* _TASK OBJECTIVE_:
Scan the data below. Pull out each line where "heures" occurs.
======== RECORDS SHOWN ========
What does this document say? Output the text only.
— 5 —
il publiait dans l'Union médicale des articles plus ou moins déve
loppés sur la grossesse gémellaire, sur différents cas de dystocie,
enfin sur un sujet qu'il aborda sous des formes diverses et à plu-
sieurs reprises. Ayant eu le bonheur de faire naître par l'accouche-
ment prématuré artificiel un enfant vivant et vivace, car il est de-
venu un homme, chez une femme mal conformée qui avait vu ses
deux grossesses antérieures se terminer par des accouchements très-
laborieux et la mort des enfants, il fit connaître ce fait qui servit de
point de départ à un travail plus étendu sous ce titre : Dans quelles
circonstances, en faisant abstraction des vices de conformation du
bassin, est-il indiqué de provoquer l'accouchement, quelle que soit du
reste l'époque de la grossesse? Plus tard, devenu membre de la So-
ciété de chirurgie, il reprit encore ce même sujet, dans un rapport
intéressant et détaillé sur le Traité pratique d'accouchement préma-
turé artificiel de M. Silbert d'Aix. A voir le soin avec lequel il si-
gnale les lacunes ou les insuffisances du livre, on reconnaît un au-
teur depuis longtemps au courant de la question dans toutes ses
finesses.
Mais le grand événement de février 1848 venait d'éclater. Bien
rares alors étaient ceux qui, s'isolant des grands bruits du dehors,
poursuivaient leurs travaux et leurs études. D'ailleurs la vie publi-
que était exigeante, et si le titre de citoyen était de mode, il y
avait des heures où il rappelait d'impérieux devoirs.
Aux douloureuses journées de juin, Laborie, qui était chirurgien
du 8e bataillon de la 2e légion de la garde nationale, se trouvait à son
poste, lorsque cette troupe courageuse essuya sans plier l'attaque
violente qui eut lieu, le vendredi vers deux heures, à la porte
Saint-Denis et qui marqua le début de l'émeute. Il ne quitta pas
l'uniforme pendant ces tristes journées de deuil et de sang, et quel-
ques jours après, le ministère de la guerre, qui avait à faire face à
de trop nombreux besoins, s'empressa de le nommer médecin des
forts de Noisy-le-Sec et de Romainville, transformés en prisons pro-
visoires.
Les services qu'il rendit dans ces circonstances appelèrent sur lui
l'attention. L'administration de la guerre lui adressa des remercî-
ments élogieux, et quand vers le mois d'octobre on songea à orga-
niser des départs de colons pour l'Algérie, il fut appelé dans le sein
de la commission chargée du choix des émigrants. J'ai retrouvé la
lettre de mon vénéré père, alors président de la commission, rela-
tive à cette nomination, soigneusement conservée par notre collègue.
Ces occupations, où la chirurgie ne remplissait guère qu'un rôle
========
* _EXERCISE ANSWER_:
avait des heures où il rappelait d'impérieux devoirs.
violente qui eut lieu, le vendredi vers deux heures, à la porte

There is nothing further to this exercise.